**Stated problem**
Go through the listing and pick out each line with the word "always" in it.
********
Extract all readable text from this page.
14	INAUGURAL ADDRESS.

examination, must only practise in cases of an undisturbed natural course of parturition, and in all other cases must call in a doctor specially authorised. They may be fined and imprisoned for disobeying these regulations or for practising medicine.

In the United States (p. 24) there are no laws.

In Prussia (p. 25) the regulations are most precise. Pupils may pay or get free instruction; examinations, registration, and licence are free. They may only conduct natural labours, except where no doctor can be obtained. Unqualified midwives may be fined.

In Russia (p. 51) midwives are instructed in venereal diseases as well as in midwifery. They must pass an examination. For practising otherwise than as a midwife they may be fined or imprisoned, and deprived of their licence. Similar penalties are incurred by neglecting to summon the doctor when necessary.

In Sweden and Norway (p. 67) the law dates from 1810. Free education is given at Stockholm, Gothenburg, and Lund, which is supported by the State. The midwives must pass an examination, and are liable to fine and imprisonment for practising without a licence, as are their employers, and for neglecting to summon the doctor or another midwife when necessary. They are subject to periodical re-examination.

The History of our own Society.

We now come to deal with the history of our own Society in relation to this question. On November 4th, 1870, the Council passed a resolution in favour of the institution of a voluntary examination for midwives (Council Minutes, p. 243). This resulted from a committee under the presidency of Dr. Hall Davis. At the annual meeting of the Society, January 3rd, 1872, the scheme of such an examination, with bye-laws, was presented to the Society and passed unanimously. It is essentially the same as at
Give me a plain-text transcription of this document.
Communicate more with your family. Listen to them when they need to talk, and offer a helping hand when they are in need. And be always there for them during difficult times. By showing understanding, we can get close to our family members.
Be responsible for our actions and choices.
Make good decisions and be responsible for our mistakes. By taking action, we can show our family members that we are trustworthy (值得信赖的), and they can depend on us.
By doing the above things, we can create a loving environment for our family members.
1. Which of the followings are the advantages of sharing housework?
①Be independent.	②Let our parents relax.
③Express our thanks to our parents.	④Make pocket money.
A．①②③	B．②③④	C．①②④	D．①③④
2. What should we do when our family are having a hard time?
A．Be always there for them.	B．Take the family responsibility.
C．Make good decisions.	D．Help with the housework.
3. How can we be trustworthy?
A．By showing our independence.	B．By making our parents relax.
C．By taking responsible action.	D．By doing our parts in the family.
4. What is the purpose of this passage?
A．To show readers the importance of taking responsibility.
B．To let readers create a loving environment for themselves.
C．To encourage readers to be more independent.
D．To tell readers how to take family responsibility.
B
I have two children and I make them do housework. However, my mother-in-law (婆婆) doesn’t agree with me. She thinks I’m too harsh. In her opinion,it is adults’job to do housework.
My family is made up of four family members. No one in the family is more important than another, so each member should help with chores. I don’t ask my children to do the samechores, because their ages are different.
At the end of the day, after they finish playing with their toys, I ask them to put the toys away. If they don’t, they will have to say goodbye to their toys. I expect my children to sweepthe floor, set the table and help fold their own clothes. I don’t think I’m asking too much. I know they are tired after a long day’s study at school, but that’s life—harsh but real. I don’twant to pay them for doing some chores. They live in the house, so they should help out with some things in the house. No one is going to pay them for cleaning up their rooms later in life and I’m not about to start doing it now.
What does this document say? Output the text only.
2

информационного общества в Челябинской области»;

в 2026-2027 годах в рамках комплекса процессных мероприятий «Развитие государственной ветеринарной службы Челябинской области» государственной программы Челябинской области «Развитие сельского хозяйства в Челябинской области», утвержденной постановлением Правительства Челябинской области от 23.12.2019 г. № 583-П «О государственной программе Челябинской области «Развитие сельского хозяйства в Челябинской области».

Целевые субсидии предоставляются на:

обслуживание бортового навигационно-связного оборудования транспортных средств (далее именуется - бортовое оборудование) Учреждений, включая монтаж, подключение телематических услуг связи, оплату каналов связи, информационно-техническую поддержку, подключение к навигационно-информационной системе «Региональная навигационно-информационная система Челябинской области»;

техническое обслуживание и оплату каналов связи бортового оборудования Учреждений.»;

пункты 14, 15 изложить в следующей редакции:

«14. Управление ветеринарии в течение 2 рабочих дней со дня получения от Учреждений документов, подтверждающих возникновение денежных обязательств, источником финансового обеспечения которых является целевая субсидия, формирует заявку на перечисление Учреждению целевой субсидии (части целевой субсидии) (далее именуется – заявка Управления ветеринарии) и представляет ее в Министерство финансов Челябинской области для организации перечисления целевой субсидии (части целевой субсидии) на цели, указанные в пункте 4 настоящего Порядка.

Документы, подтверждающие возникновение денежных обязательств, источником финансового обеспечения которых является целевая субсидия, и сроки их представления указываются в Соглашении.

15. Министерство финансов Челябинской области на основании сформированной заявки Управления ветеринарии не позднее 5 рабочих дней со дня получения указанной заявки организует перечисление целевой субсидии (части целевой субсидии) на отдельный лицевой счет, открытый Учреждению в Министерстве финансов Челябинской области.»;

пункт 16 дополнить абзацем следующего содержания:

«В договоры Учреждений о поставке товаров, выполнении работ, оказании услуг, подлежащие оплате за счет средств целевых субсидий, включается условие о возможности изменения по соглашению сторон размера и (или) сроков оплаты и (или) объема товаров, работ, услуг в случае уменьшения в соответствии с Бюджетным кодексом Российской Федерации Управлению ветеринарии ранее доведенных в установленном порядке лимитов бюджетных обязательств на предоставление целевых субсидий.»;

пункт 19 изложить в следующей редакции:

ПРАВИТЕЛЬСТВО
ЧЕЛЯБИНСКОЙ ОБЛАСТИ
********
**Solution**
Communicate more with your family. Listen to them when they need to talk, and offer a helping hand when they are in need. And be always there for them during difficult times. By showing understanding, we can get close to our family members.
A．Be always there for them.	B．Take the family responsibility.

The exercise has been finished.